■ **Ejercicios**
• a. Repite sin cambios el fragmento del texto sobre los archivos del caso Epstein que empieza con las palabras "Una investigación de la CNN" y termina con "presidente Donald Trump.".
• b. Nombra a todas las personas que aparecen con nombre propio en el texto sobre los archivos del caso Epstein.
• c. Sigue escribiendo el texto sobre los archivos del caso Epstein a partir de su última oración.

Una investigación de la CNN revela que falta más de una cuarta parte de los registros de entrevistas en la base de datos publicada por el Departamento de Justicia. Entre los documentos ausentes destacan testimonios de una mujer que acusa al presidente de agresión sexual.
La controversia en torno al caso de Jeffrey Epstein ha dado un vuelco político en Estados Unidos tras las denuncias sobre la integridad de los archivos publicados recientemente por el Departamento de Justicia (DOJ). Según una investigación de la cadena CNN, secundada por informes de la emisora pública NPR, el conjunto de documentos divulgado el mes pasado omite decenas de entrevistas a testigos realizadas por el FBI, muchas de las cuales contienen acusaciones directas contra el presidente Donald Trump.
El análisis de los registros de pruebas —proporcionados originalmente a los abogados de Ghislaine Maxwell— muestra que la lista completa constaba de unos 325 archivos de entrevistas. Sin embargo, en el sitio web oficial del Departamento de Justicia faltan más de 90 registros, lo que supone la ausencia de más del 25% del material probatorio que debería ser público.
Acusaciones de agresión sexual «desaparecidas»
El punto más crítico de esta denuncia se centra en tres entrevistas específicas relacionadas con una superviviente que afirmó haber sido víctima de abusos por parte de Epstein desde los 13 años. Según los informes, en dichas entrevistas ante el FBI, la mujer también acusó a Donald Trump de haberla agredido sexualmente hace décadas.

■ **Datos extraídos**

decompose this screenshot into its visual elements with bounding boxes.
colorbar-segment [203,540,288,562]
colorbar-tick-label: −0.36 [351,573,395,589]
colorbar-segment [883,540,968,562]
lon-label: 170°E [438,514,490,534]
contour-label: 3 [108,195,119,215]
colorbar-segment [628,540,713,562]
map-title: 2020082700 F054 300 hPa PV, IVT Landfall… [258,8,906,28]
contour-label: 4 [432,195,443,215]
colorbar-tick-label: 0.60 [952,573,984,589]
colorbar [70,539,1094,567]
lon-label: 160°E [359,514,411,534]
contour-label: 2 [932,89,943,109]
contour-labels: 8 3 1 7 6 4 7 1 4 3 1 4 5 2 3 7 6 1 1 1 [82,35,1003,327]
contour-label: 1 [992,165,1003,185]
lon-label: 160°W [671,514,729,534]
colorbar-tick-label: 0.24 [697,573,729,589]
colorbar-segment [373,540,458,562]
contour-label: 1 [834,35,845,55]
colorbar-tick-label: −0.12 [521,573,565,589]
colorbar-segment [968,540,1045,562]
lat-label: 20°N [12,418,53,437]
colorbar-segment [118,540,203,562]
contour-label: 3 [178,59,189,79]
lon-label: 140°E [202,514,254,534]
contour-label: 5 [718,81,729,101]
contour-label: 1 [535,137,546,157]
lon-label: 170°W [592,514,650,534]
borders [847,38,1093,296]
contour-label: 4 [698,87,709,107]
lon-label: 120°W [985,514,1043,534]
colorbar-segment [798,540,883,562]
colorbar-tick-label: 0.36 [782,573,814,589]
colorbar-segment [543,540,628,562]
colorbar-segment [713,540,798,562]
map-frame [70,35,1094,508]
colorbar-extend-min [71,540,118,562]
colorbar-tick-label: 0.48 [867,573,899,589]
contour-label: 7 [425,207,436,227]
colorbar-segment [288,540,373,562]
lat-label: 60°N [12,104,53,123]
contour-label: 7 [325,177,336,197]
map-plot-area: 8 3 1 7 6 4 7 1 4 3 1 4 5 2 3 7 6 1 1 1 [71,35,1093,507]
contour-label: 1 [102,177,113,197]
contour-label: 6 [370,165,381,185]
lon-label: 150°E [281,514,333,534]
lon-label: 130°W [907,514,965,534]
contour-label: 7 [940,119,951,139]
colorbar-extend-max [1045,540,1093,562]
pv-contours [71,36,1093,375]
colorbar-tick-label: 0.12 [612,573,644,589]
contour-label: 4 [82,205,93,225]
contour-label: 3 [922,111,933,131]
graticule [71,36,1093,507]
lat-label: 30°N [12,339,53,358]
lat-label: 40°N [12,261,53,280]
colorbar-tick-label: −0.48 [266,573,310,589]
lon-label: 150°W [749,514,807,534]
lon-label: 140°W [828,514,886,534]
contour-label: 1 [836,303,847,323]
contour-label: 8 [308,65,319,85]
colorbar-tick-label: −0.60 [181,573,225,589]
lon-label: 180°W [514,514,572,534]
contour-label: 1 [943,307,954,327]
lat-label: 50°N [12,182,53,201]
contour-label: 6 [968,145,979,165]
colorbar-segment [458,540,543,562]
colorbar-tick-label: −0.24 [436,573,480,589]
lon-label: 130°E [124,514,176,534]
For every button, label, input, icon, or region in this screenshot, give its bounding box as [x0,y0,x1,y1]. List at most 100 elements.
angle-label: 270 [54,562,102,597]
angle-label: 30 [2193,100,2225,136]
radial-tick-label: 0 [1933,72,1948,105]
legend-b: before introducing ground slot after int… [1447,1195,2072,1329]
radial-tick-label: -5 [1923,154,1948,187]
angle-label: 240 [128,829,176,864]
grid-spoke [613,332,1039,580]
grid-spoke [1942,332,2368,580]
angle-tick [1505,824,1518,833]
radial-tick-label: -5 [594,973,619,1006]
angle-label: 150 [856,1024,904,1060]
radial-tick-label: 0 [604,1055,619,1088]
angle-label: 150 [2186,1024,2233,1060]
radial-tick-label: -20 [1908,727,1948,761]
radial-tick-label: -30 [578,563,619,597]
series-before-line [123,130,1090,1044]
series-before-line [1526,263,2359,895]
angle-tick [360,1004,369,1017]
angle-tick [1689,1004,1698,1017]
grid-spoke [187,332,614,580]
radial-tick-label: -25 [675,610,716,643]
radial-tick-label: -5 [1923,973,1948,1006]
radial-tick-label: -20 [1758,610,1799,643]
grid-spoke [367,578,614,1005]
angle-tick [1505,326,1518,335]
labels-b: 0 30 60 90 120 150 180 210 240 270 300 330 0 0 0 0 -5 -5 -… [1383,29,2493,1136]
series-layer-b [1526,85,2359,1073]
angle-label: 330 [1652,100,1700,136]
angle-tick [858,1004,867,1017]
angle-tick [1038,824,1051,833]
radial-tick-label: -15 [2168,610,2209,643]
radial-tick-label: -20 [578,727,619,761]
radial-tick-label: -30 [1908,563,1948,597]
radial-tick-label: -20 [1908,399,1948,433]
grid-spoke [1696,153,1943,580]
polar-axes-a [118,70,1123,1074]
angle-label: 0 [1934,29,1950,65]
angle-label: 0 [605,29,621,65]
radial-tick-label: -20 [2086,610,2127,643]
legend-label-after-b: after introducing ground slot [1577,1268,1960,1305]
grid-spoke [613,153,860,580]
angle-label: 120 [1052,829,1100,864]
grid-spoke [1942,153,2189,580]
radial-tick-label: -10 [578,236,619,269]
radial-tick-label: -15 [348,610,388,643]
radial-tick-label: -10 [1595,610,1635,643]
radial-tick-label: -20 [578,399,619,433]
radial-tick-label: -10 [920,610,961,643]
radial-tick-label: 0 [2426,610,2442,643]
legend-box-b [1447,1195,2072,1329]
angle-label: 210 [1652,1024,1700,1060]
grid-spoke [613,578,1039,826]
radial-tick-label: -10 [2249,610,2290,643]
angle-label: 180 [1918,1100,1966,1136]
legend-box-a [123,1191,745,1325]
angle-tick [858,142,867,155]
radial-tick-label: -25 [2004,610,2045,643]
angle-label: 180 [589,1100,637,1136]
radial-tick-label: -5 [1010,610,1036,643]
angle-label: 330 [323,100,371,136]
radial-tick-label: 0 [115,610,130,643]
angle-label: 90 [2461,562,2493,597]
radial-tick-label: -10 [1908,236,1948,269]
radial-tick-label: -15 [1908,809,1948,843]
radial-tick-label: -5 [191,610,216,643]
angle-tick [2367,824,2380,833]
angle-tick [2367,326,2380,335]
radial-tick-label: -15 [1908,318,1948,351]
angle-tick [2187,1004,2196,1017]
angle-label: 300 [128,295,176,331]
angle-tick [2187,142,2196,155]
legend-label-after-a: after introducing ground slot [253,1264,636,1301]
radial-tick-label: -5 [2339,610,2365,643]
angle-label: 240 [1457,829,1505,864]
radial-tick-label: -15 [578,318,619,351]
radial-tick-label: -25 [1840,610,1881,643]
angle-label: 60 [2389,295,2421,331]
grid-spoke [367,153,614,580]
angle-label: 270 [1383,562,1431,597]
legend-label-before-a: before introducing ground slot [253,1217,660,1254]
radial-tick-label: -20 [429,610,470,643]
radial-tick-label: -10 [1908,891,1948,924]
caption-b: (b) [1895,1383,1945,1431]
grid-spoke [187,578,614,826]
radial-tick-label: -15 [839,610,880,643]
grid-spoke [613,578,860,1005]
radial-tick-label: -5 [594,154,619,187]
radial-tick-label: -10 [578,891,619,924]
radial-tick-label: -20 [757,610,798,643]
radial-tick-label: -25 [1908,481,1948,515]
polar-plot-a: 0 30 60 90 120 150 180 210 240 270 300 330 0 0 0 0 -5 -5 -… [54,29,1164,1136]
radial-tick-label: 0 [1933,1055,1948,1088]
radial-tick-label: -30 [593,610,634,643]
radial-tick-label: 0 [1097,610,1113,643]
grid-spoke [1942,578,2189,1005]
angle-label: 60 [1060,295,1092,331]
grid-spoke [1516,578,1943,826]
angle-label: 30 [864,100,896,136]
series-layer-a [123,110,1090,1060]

■ **Problemas resueltos**
• a.
Una investigación de la CNN revela que falta más de una cuarta parte de los registros de entrevistas en la base de datos publicada por el Departamento de Justicia. Entre los documentos ausentes destacan testimonios de una mujer que acusa al presidente de agresión sexual.
La controversia en torno al caso de Jeffrey Epstein ha dado un vuelco político en Estados Unidos tras las denuncias sobre la integridad de los archivos publicados recientemente por el Departamento de Justicia (DOJ). Según una investigación de la cadena CNN, secundada por informes de la emisora pública NPR, el conjunto de documentos divulgado el mes pasado omite decenas de entrevistas a testigos realizadas por el FBI, muchas de las cuales contienen acusaciones directas contra el presidente Donald Trump.

• b. Jeffrey Epstein, Donald Trump y Ghislaine Maxwell.

• c.
Esta supuesta «limpieza» de la base de datos ha provocado la reacción inmediata de los legisladores demócratas. Robert García, representante de alto rango en el Comité de Supervisión de la Cámara de Representantes, ha cuestionado si la Casa Blanca ha cumplido con la ley que obliga a la publicación de estos archivos. «Tenemos una superviviente con acusaciones graves contra el presidente, pero las entrevistas que el FBI realizó con ella están desaparecidas», denunció García.
La respuesta oficial: «Duplicados y material sensible»
Ante la gravedad de las acusaciones, la respuesta del Gobierno y del Departamento de Justicia ha sido tajante:
- La Casa Blanca: Ha calificado las acusaciones contra Trump de «falsas y sensacionalistas», desvinculando al presidente de cualquier mala práctica en relación con el financiero fallecido en 2019.
- El Departamento de Justicia (DOJ): Un portavoz negó la eliminación deliberada de registros. Según su versión, los documentos no incluidos responden a criterios técnicos: se trataría de duplicados, información confidencial o archivos vinculados a investigaciones federales aún en curso.
Sin embargo, el hecho de que estas omisiones coincidan precisamente con testimonios que señalan al actual mandatario ha alimentado las sospechas de una posible manipulación de la transparencia pública en un caso que sigue estremeciendo a la élite estadounidense.